▸ Task statement
Give the number of lines in the entries that contain "Object". State only the count.

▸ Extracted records
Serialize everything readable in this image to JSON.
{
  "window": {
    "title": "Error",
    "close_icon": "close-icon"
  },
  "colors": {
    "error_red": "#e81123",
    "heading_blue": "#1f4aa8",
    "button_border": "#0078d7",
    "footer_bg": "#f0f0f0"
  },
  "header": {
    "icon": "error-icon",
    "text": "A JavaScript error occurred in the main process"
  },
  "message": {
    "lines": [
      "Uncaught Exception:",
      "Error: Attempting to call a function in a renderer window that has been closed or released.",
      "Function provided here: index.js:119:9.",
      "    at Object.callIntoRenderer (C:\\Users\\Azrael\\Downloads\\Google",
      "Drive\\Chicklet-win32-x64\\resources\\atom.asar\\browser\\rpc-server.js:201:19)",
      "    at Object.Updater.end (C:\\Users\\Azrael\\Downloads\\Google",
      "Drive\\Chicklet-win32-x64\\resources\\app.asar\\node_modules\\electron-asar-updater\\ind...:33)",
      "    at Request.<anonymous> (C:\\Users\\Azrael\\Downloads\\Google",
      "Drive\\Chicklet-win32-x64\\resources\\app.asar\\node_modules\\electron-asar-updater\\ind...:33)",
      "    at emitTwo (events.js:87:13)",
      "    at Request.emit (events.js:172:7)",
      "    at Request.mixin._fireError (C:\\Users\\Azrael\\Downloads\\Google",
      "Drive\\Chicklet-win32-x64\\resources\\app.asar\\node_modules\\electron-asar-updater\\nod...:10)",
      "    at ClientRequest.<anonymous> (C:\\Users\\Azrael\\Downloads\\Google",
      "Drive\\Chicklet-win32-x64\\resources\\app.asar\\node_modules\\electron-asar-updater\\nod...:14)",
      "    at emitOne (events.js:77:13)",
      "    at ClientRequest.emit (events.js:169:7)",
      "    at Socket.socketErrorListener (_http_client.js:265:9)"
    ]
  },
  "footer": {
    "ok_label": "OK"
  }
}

▸ Solution for this problem
2